__WHAT THE TASK REQUIRES__
Copy every line in the records below that contains the word "JSON".

[A block of data]
* Start *
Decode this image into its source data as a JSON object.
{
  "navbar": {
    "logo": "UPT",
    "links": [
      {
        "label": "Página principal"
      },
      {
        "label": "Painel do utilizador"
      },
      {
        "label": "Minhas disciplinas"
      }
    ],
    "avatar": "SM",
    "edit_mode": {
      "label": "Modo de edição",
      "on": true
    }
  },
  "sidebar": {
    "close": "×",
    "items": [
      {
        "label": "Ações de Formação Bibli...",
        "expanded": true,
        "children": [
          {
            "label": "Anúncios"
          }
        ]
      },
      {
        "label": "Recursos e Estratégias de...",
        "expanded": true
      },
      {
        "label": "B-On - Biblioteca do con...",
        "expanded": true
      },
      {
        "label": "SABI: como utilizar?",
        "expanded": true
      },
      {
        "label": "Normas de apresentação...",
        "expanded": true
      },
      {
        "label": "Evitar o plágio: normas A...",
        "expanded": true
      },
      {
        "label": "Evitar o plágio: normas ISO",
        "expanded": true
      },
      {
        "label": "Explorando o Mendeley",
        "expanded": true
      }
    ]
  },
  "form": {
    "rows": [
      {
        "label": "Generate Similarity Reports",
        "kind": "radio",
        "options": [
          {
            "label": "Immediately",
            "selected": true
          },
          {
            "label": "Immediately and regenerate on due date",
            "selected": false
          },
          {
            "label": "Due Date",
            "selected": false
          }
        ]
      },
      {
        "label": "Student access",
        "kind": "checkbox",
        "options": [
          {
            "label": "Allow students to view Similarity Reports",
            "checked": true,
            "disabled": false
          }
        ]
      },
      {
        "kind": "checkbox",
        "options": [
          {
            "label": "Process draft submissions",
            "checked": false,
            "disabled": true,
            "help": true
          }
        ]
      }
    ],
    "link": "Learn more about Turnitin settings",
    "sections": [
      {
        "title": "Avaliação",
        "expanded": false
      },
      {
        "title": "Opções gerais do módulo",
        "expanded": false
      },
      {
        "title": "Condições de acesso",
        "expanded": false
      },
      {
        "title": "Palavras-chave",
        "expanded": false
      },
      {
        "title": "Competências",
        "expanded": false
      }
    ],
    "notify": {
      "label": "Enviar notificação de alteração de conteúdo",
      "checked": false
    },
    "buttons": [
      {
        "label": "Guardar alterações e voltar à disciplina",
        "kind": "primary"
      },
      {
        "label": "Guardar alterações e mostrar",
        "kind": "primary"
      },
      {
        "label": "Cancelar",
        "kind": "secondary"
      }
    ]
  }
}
* End *
* Start *
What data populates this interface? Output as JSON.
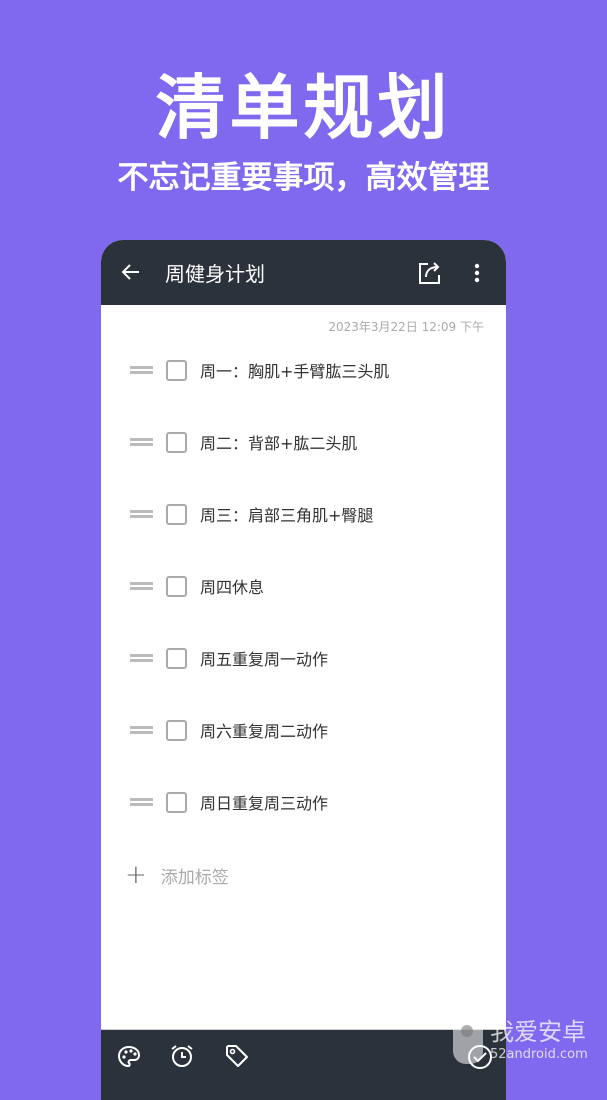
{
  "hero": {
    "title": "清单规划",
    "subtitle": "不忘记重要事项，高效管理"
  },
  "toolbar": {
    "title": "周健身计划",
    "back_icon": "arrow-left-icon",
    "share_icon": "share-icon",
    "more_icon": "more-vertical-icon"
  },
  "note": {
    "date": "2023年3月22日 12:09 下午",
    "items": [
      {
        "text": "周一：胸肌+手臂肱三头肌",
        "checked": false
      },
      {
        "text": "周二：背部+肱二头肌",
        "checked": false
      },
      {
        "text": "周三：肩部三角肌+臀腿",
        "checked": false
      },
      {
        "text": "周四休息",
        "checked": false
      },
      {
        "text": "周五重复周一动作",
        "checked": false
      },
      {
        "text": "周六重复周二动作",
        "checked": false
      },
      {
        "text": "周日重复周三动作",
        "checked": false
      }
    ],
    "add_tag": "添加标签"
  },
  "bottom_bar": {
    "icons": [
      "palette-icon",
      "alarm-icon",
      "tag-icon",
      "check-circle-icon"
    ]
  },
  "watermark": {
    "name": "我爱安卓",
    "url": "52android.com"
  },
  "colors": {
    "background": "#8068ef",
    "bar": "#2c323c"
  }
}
* End *
__WORKED ANSWER__
Decode this image into its source data as a JSON object.
What data populates this interface? Output as JSON.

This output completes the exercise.